◆ **Directions**
Read the entries below and pull out each line with the string "межбюджетные".

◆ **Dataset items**
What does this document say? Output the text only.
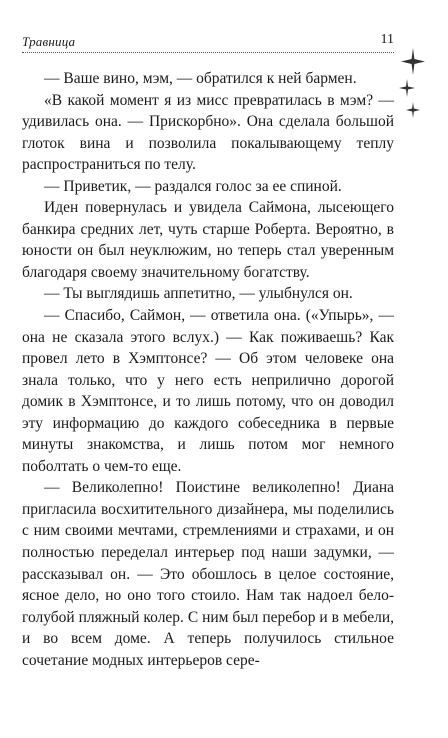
Травница	11

— Ваше вино, мэм, — обратился к ней бармен.

«В какой момент я из мисс превратилась в мэм? — удивилась она. — Прискорбно». Она сделала большой глоток вина и позволила покалывающему теплу распространиться по телу.

— Приветик, — раздался голос за ее спиной.

Иден повернулась и увидела Саймона, лысеющего банкира средних лет, чуть старше Роберта. Вероятно, в юности он был неуклюжим, но теперь стал уверенным благодаря своему значительному богатству.

— Ты выглядишь аппетитно, — улыбнулся он.

— Спасибо, Саймон, — ответила она. («Упырь», — она не сказала этого вслух.) — Как поживаешь? Как провел лето в Хэмптонсе? — Об этом человеке она знала только, что у него есть неприлично дорогой домик в Хэмптонсе, и то лишь потому, что он доводил эту информацию до каждого собеседника в первые минуты знакомства, и лишь потом мог немного поболтать о чем-то еще.

— Великолепно! Поистине великолепно! Диана пригласила восхитительного дизайнера, мы поделились с ним своими мечтами, стремлениями и страхами, и он полностью переделал интерьер под наши задумки, — рассказывал он. — Это обошлось в целое состояние, ясное дело, но оно того стоило. Нам так надоел бело-голубой пляжный колер. С ним был перебор и в мебели, и во всем доме. А теперь получилось стильное сочетание модных интерьеров сере-
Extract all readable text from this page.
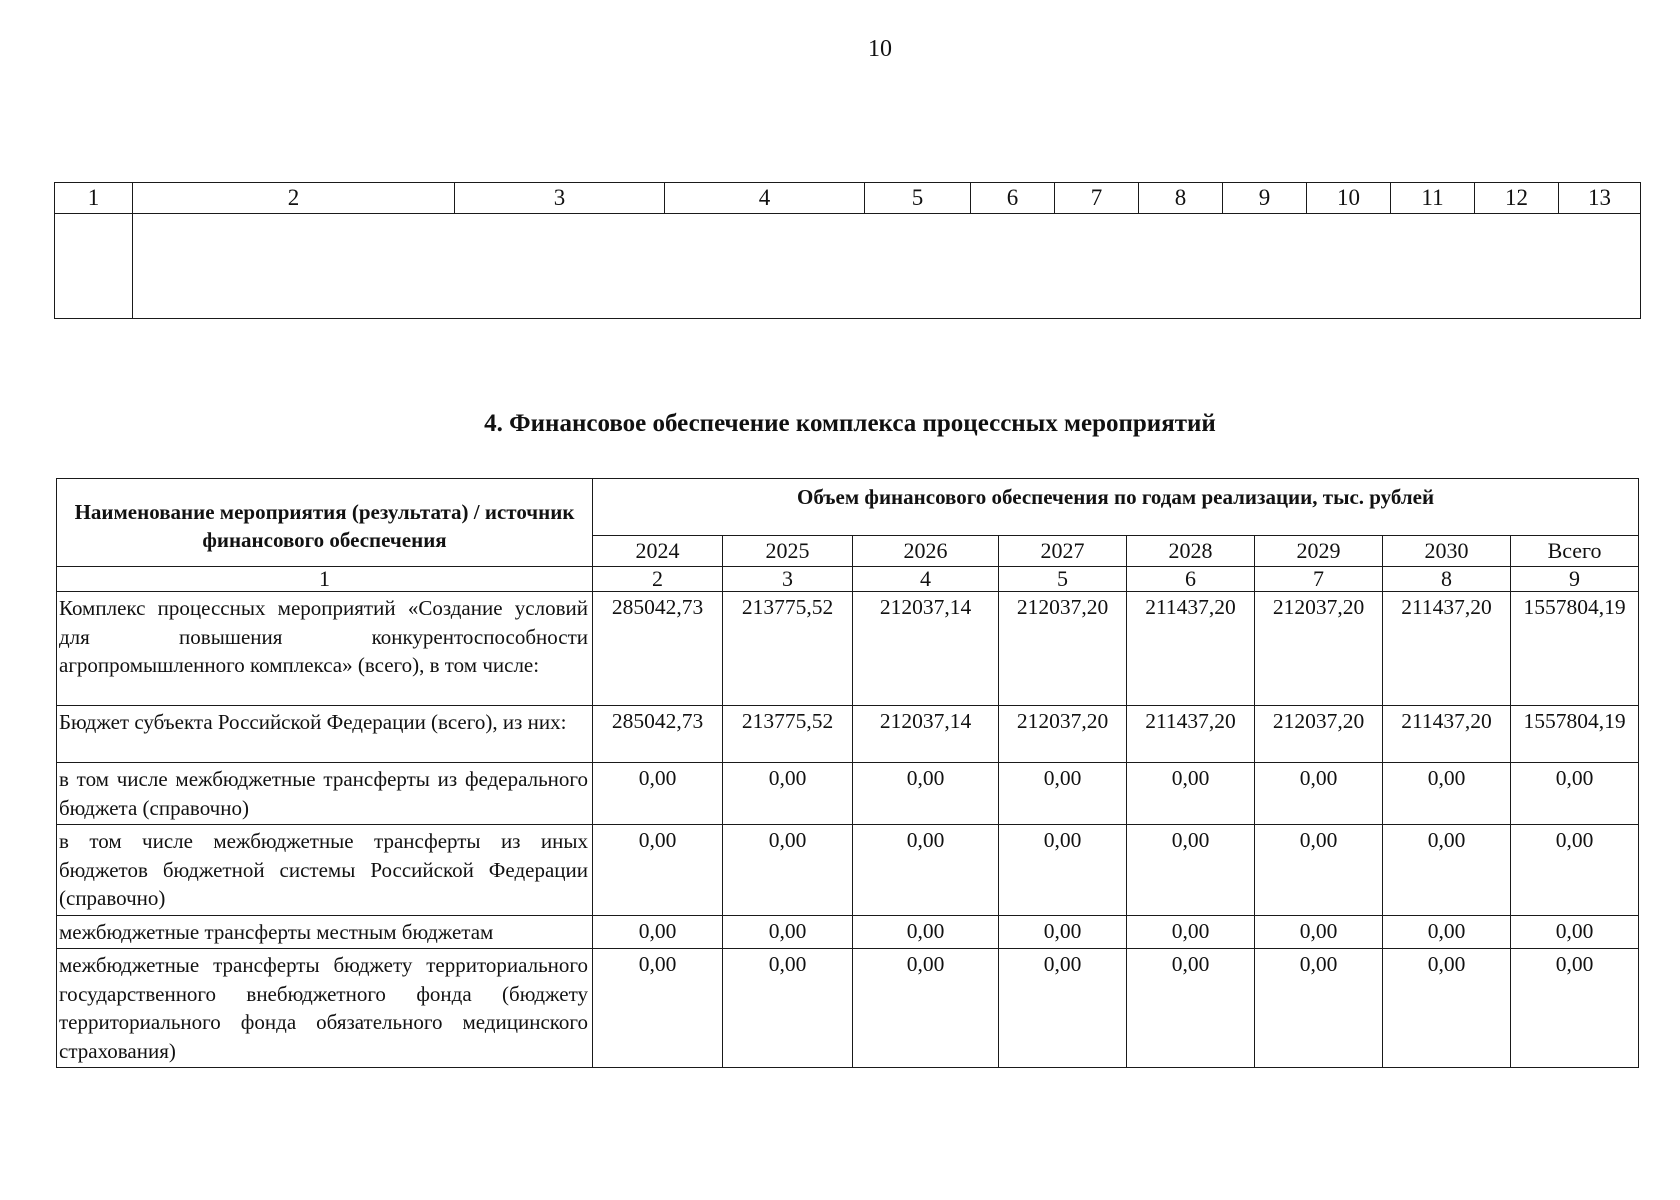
10
1	2	3	4	5	6	7	8	9	10	11	12	13

4. Финансовое обеспечение комплекса процессных мероприятий
Наименование мероприятия (результата) / источник финансового обеспечения	Объем финансового обеспечения по годам реализации, тыс. рублей							
	2024	2025	2026	2027	2028	2029	2030	Всего
1	2	3	4	5	6	7	8	9
Комплекс процессных мероприятий «Создание условий для повышения конкурентоспособности агропромышленного комплекса» (всего), в том числе:	285042,73	213775,52	212037,14	212037,20	211437,20	212037,20	211437,20	1557804,19
Бюджет субъекта Российской Федерации (всего), из них:	285042,73	213775,52	212037,14	212037,20	211437,20	212037,20	211437,20	1557804,19
в том числе межбюджетные трансферты из федерального бюджета (справочно)	0,00	0,00	0,00	0,00	0,00	0,00	0,00	0,00
в том числе межбюджетные трансферты из иных бюджетов бюджетной системы Российской Федерации (справочно)	0,00	0,00	0,00	0,00	0,00	0,00	0,00	0,00
межбюджетные трансферты местным бюджетам	0,00	0,00	0,00	0,00	0,00	0,00	0,00	0,00
межбюджетные трансферты бюджету территориального государственного внебюджетного фонда (бюджету территориального фонда обязательного медицинского страхования)	0,00	0,00	0,00	0,00	0,00	0,00	0,00	0,00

◆ **Task output**
в том числе межбюджетные трансферты из федерального бюджета (справочно)	0,00	0,00	0,00	0,00	0,00	0,00	0,00	0,00
в том числе межбюджетные трансферты из иных бюджетов бюджетной системы Российской Федерации (справочно)	0,00	0,00	0,00	0,00	0,00	0,00	0,00	0,00
межбюджетные трансферты местным бюджетам	0,00	0,00	0,00	0,00	0,00	0,00	0,00	0,00
межбюджетные трансферты бюджету территориального государственного внебюджетного фонда (бюджету территориального фонда обязательного медицинского страхования)	0,00	0,00	0,00	0,00	0,00	0,00	0,00	0,00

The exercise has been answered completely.